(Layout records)

=====

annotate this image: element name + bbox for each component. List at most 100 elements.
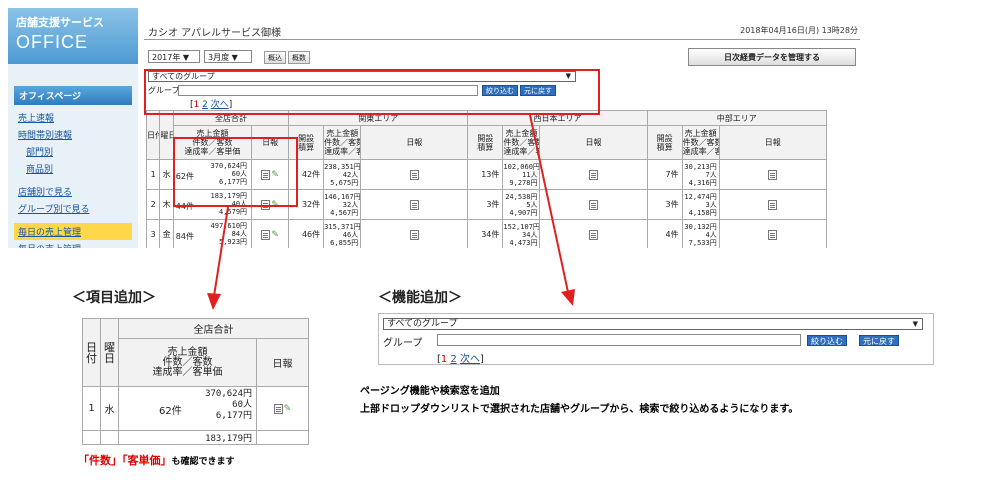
amount-values: 146,167円 32人 4,567円 <box>323 189 362 220</box>
sidebar-menu: 売上速報時間帯別速報部門別商品別店舗別で見るグループ別で見る毎日の売上管理毎月の… <box>8 109 138 248</box>
zoom-count: 62件 <box>159 406 182 417</box>
zoom-col-weekday: 曜日 <box>100 318 119 387</box>
columns-note-text: も確認できます <box>171 457 235 467</box>
feature-description-2: 上部ドロップダウンリストで選択された店舗やグループから、検索で絞り込めるようにな… <box>360 404 799 415</box>
zoom-sales-header: 売上金額 件数／客数 達成率／客単価 <box>118 338 257 387</box>
sidebar-item[interactable]: 売上速報 <box>14 109 132 126</box>
report-cell <box>718 189 827 220</box>
item-add-heading: ＜項目追加＞ <box>72 290 156 306</box>
zoom-pager-next[interactable]: 次へ <box>460 354 480 365</box>
sidebar-item[interactable]: 店舗別で見る <box>14 183 132 200</box>
zoom-sales-cell: 62件 370,624円 60人 6,177円 <box>118 386 257 431</box>
summary-button[interactable]: 概込 <box>264 51 286 64</box>
zoom-amounts: 370,624円 60人 6,177円 <box>205 389 252 421</box>
brand-service-name: 店舗支援サービス <box>16 16 104 29</box>
daily-report-icon[interactable] <box>409 229 419 240</box>
daily-report-icon[interactable] <box>273 403 283 414</box>
zoom-group-label: グループ <box>383 338 423 349</box>
report-cell <box>360 189 469 220</box>
feature-description-1: ページング機能や検索窓を追加 <box>360 386 500 397</box>
daily-report-icon[interactable] <box>589 169 599 180</box>
zoom-pager-current: 1 <box>440 354 448 365</box>
daily-report-icon[interactable] <box>409 169 419 180</box>
sidebar-item[interactable]: 商品別 <box>14 160 132 177</box>
company-name: カシオ アパレルサービス御様 <box>148 28 281 39</box>
report-cell <box>539 159 648 190</box>
manage-expense-button[interactable]: 日次経費データを管理する <box>688 48 856 66</box>
report-header: 日報 <box>718 125 827 160</box>
zoom-group-select[interactable]: すべてのグループ ▼ <box>383 318 923 330</box>
report-cell <box>360 219 469 248</box>
sidebar-section-title: オフィスページ <box>14 86 132 105</box>
zoom-group-search-input[interactable] <box>437 334 801 346</box>
count-value: 13件 <box>467 159 504 190</box>
columns-note-highlight: 「件数」「客単価」 <box>78 454 172 467</box>
daily-report-icon[interactable] <box>768 229 778 240</box>
arrow-head-right <box>561 289 575 306</box>
year-select[interactable]: 2017年 ▼ <box>148 50 200 63</box>
edit-pen-icon[interactable]: ✎ <box>271 230 279 240</box>
daily-report-icon[interactable] <box>589 229 599 240</box>
sales-header: 売上金額 件数／客数 達成率／客単価 <box>323 125 362 160</box>
daily-report-icon[interactable] <box>768 199 778 210</box>
daily-report-icon[interactable] <box>409 199 419 210</box>
zoom-day: 1 <box>82 386 101 431</box>
zoom-pager-bracket-close: ] <box>480 354 484 365</box>
columns-note: 「件数」「客単価」も確認できます <box>78 452 235 468</box>
zoom-row2-amount: 183,179円 <box>118 430 257 445</box>
daily-report-icon[interactable] <box>261 229 271 240</box>
zoom-group-select-value: すべてのグループ <box>387 319 458 329</box>
amount-values: 238,351円 42人 5,675円 <box>323 159 362 190</box>
report-cell <box>539 219 648 248</box>
edit-pen-icon[interactable]: ✎ <box>284 404 292 414</box>
zoom-pager-page-2[interactable]: 2 <box>450 354 456 365</box>
sidebar-item[interactable]: 毎月の売上管理 <box>14 240 132 248</box>
area-header: 中部エリア <box>646 110 827 126</box>
daily-report-icon[interactable] <box>768 169 778 180</box>
amount-values: 102,060円 11人 9,278円 <box>502 159 541 190</box>
zoom-reset-button[interactable]: 元に戻す <box>859 335 899 346</box>
amount-values: 315,371円 46人 6,855円 <box>323 219 362 248</box>
zoomed-filter: すべてのグループ ▼ グループ 絞り込む 元に戻す [1 2 次へ] <box>378 313 934 365</box>
filter-highlight-box <box>144 69 600 115</box>
zoom-col-date: 日付 <box>82 318 101 387</box>
sales-cell: 84件 497,610円 84人 5,923円 <box>172 219 253 248</box>
amount-values: 152,107円 34人 4,473円 <box>502 219 541 248</box>
count-value: 3件 <box>646 189 683 220</box>
zoom-report-header: 日報 <box>256 338 309 387</box>
brand-logo: 店舗支援サービス OFFICE <box>8 8 138 64</box>
count-value: 34件 <box>467 219 504 248</box>
count-value: 46件 <box>288 219 325 248</box>
detail-button[interactable]: 概数 <box>288 51 310 64</box>
sidebar-item[interactable]: 部門別 <box>14 143 132 160</box>
visitors-header: 開設 積算 <box>646 125 683 160</box>
zoom-area-header: 全店合計 <box>118 318 309 339</box>
zoom-report-cell: ✎ <box>256 386 309 431</box>
feature-add-heading: ＜機能追加＞ <box>378 290 462 306</box>
sidebar-item[interactable]: 毎日の売上管理 <box>14 223 132 240</box>
report-cell <box>360 159 469 190</box>
zoom-pagination: [1 2 次へ] <box>437 350 484 365</box>
sidebar-item[interactable]: 時間帯別速報 <box>14 126 132 143</box>
report-header: 日報 <box>539 125 648 160</box>
brand-office: OFFICE <box>16 32 88 52</box>
count-value: 84件 <box>175 232 194 241</box>
zoom-dropdown-arrow-icon: ▼ <box>912 320 918 328</box>
report-cell: ✎ <box>251 219 290 248</box>
report-cell <box>718 219 827 248</box>
sidebar: 店舗支援サービス OFFICE オフィスページ 売上速報 時間帯別速報 部門別 商品別… <box>8 8 138 248</box>
app-screenshot: 店舗支援サービス OFFICE オフィスページ 売上速報 時間帯別速報 部門別 商品別… <box>8 8 866 248</box>
weekday-cell: 金 <box>159 219 174 248</box>
sidebar-item[interactable]: グループ別で見る <box>14 200 132 217</box>
col-weekday-header: 曜日 <box>159 110 174 160</box>
amount-values: 24,538円 5人 4,907円 <box>502 189 541 220</box>
day-cell: 2 <box>145 189 161 220</box>
daily-report-icon[interactable] <box>589 199 599 210</box>
weekday-cell: 水 <box>159 159 174 190</box>
visitors-header: 開設 積算 <box>467 125 504 160</box>
current-datetime: 2018年04月16日(月) 13時28分 <box>740 26 858 35</box>
month-select[interactable]: 3月度 ▼ <box>204 50 252 63</box>
amount-values: 30,132円 4人 7,533円 <box>681 219 720 248</box>
count-value: 4件 <box>646 219 683 248</box>
zoom-search-button[interactable]: 絞り込む <box>807 335 847 346</box>
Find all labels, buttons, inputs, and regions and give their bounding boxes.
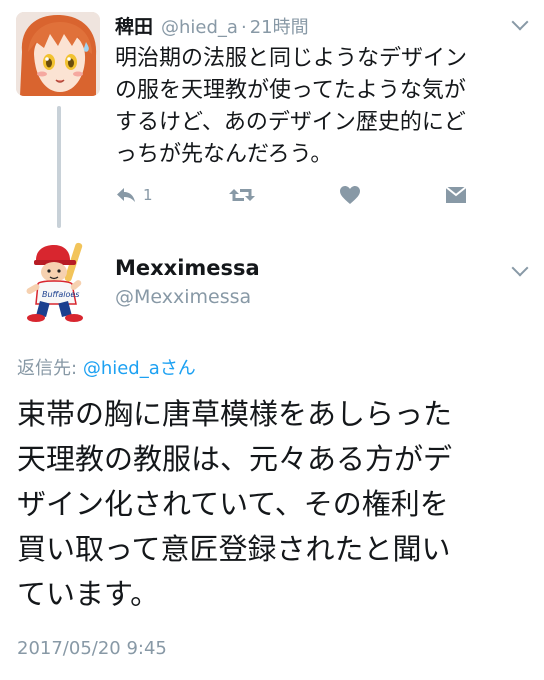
avatar[interactable] bbox=[16, 12, 100, 96]
tweet-text: 束帯の胸に唐草模様をあしらった 天理教の教服は、元々ある方がデ ザイン化されてい… bbox=[17, 392, 537, 617]
reply-mention-link[interactable]: @hied_aさん bbox=[83, 358, 196, 379]
display-name[interactable]: Mexximessa bbox=[115, 256, 260, 280]
mascot-avatar-illustration: Buffaloes bbox=[26, 242, 83, 322]
user-handle[interactable]: @hied_a bbox=[161, 17, 238, 38]
tweet-text-line: ザイン化されていて、その権利を bbox=[17, 487, 449, 521]
reply-to-label: 返信先: bbox=[17, 358, 78, 379]
tweet-actions: 1 bbox=[115, 180, 515, 210]
retweet-icon bbox=[229, 189, 255, 201]
tweet-text-line: 買い取って意匠登録されたと聞い bbox=[17, 532, 451, 566]
tweet-text-line: ています。 bbox=[17, 577, 160, 611]
user-handle[interactable]: @Mexximessa bbox=[115, 286, 251, 308]
relative-time[interactable]: 21時間 bbox=[250, 13, 309, 39]
tweet-text-line: の服を天理教が使ってたような気が bbox=[115, 78, 466, 103]
tweet-text-line: っちが先なんだろう。 bbox=[115, 142, 333, 167]
reply-icon bbox=[117, 188, 135, 202]
tweet-text-line: 明治期の法服と同じようなデザイン bbox=[115, 46, 468, 71]
anime-avatar-illustration bbox=[16, 12, 100, 96]
chevron-down-icon[interactable] bbox=[511, 13, 529, 31]
reply-context: 返信先: @hied_aさん bbox=[17, 354, 196, 380]
tweet-header: 稗田 @hied_a · 21時間 bbox=[115, 12, 309, 40]
display-name[interactable]: 稗田 bbox=[115, 12, 153, 39]
separator-dot: · bbox=[240, 17, 247, 38]
thread-connector-line bbox=[57, 106, 61, 228]
svg-text:Buffaloes: Buffaloes bbox=[42, 290, 79, 299]
tweet-text-line: 天理教の教服は、元々ある方がデ bbox=[17, 442, 453, 476]
tweet-text: 明治期の法服と同じようなデザイン の服を天理教が使ってたような気が するけど、あ… bbox=[115, 43, 520, 171]
avatar[interactable]: Buffaloes bbox=[20, 238, 98, 324]
like-icon bbox=[340, 186, 360, 204]
direct-message-icon bbox=[445, 186, 467, 203]
chevron-down-icon[interactable] bbox=[511, 259, 529, 277]
reply-count: 1 bbox=[143, 186, 153, 204]
parent-tweet[interactable]: 稗田 @hied_a · 21時間 明治期の法服と同じようなデザイン の服を天理… bbox=[0, 0, 544, 228]
reply-button[interactable]: 1 bbox=[115, 180, 153, 210]
retweet-button[interactable] bbox=[228, 180, 256, 210]
tweet-timestamp[interactable]: 2017/05/20 9:45 bbox=[17, 638, 167, 659]
like-button[interactable] bbox=[339, 180, 361, 210]
direct-message-button[interactable] bbox=[445, 180, 467, 210]
tweet-text-line: 束帯の胸に唐草模様をあしらった bbox=[17, 397, 453, 431]
tweet-text-line: するけど、あのデザイン歴史的にど bbox=[115, 110, 466, 135]
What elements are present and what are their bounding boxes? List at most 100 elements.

=====

REQUIREMENT —
Repeat the lines from the one containing "amount-values: 146,167円 32人" through the one containing "item-add-heading: ＜項目追加＞ <box>72", both included, exactly as they appear.

WRITTEN SOLUTION —
amount-values: 146,167円 32人 4,567円 <box>323 189 362 220</box>
sidebar-menu: 売上速報時間帯別速報部門別商品別店舗別で見るグループ別で見る毎日の売上管理毎月の… <box>8 109 138 248</box>
zoom-count: 62件 <box>159 406 182 417</box>
zoom-col-weekday: 曜日 <box>100 318 119 387</box>
columns-note-text: も確認できます <box>171 457 235 467</box>
feature-description-2: 上部ドロップダウンリストで選択された店舗やグループから、検索で絞り込めるようにな… <box>360 404 799 415</box>
zoom-sales-header: 売上金額 件数／客数 達成率／客単価 <box>118 338 257 387</box>
sidebar-item[interactable]: 売上速報 <box>14 109 132 126</box>
report-cell <box>718 189 827 220</box>
item-add-heading: ＜項目追加＞ <box>72 290 156 306</box>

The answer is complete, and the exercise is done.